## CHALLENGE
Extract the full listing verbatim and drop any pictures from your copy.

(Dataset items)
— begin —
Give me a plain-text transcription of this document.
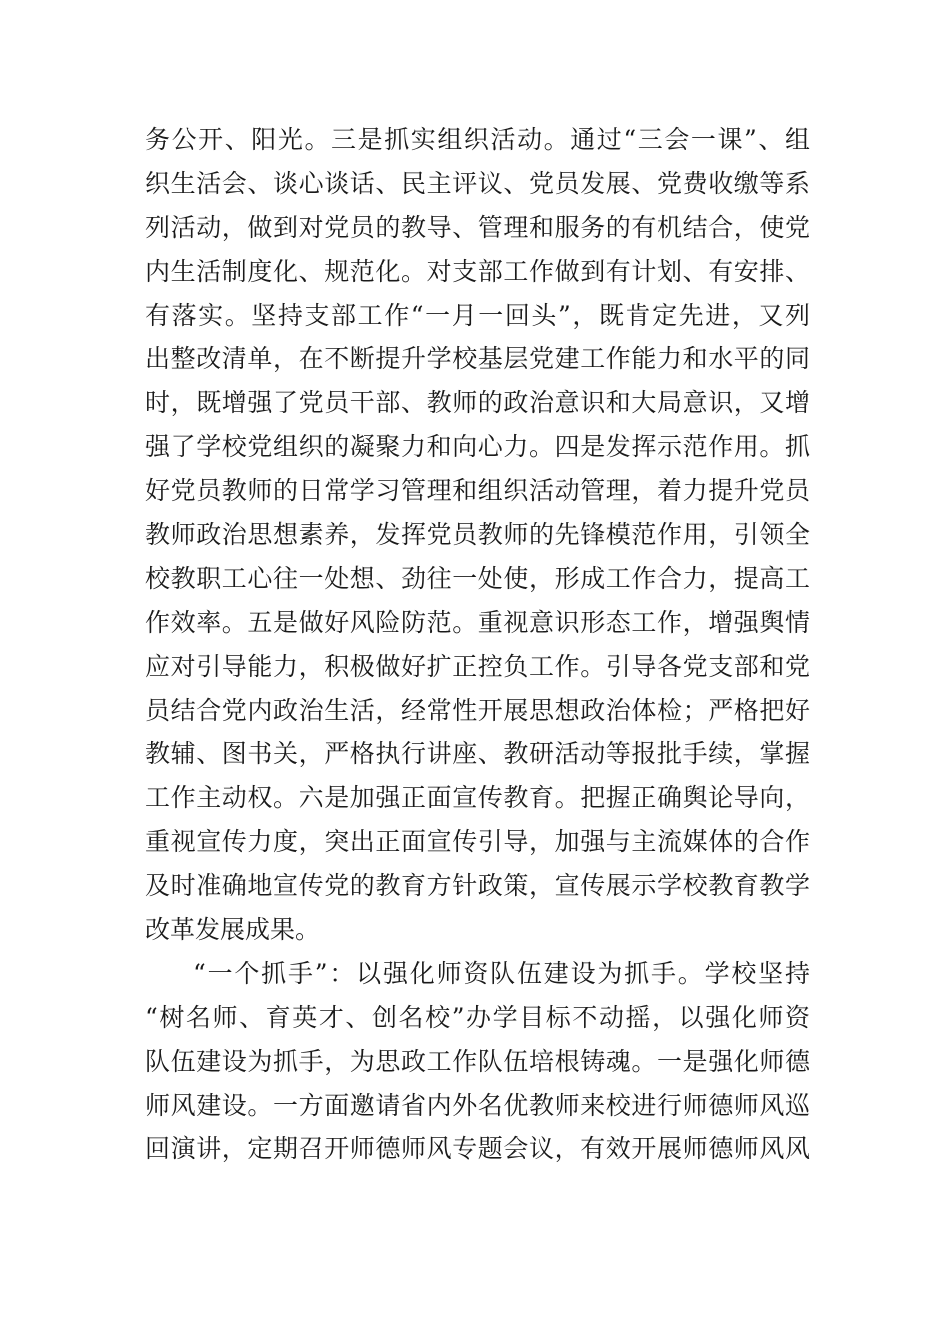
务公开、阳光。三是抓实组织活动。通过“三会一课”、组
织生活会、谈心谈话、民主评议、党员发展、党费收缴等系
列活动，做到对党员的教导、管理和服务的有机结合，使党
内生活制度化、规范化。对支部工作做到有计划、有安排、
有落实。坚持支部工作“一月一回头”，既肯定先进，又列
出整改清单，在不断提升学校基层党建工作能力和水平的同
时，既增强了党员干部、教师的政治意识和大局意识，又增
强了学校党组织的凝聚力和向心力。四是发挥示范作用。抓
好党员教师的日常学习管理和组织活动管理，着力提升党员
教师政治思想素养，发挥党员教师的先锋模范作用，引领全
校教职工心往一处想、劲往一处使，形成工作合力，提高工
作效率。五是做好风险防范。重视意识形态工作，增强舆情
应对引导能力，积极做好扩正控负工作。引导各党支部和党
员结合党内政治生活，经常性开展思想政治体检；严格把好
教辅、图书关，严格执行讲座、教研活动等报批手续，掌握
工作主动权。六是加强正面宣传教育。把握正确舆论导向，
重视宣传力度，突出正面宣传引导，加强与主流媒体的合作
及时准确地宣传党的教育方针政策，宣传展示学校教育教学
改革发展成果。
“一个抓手”：以强化师资队伍建设为抓手。学校坚持
“树名师、育英才、创名校”办学目标不动摇，以强化师资
队伍建设为抓手，为思政工作队伍培根铸魂。一是强化师德
师风建设。一方面邀请省内外名优教师来校进行师德师风巡
回演讲，定期召开师德师风专题会议，有效开展师德师风风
— end —
## REPLY
Give me a plain-text transcription of this document.
务公开、阳光。三是抓实组织活动。通过“三会一课”、组
织生活会、谈心谈话、民主评议、党员发展、党费收缴等系
列活动，做到对党员的教导、管理和服务的有机结合，使党
内生活制度化、规范化。对支部工作做到有计划、有安排、
有落实。坚持支部工作“一月一回头”，既肯定先进，又列
出整改清单，在不断提升学校基层党建工作能力和水平的同
时，既增强了党员干部、教师的政治意识和大局意识，又增
强了学校党组织的凝聚力和向心力。四是发挥示范作用。抓
好党员教师的日常学习管理和组织活动管理，着力提升党员
教师政治思想素养，发挥党员教师的先锋模范作用，引领全
校教职工心往一处想、劲往一处使，形成工作合力，提高工
作效率。五是做好风险防范。重视意识形态工作，增强舆情
应对引导能力，积极做好扩正控负工作。引导各党支部和党
员结合党内政治生活，经常性开展思想政治体检；严格把好
教辅、图书关，严格执行讲座、教研活动等报批手续，掌握
工作主动权。六是加强正面宣传教育。把握正确舆论导向，
重视宣传力度，突出正面宣传引导，加强与主流媒体的合作
及时准确地宣传党的教育方针政策，宣传展示学校教育教学
改革发展成果。
“一个抓手”：以强化师资队伍建设为抓手。学校坚持
“树名师、育英才、创名校”办学目标不动摇，以强化师资
队伍建设为抓手，为思政工作队伍培根铸魂。一是强化师德
师风建设。一方面邀请省内外名优教师来校进行师德师风巡
回演讲，定期召开师德师风专题会议，有效开展师德师风风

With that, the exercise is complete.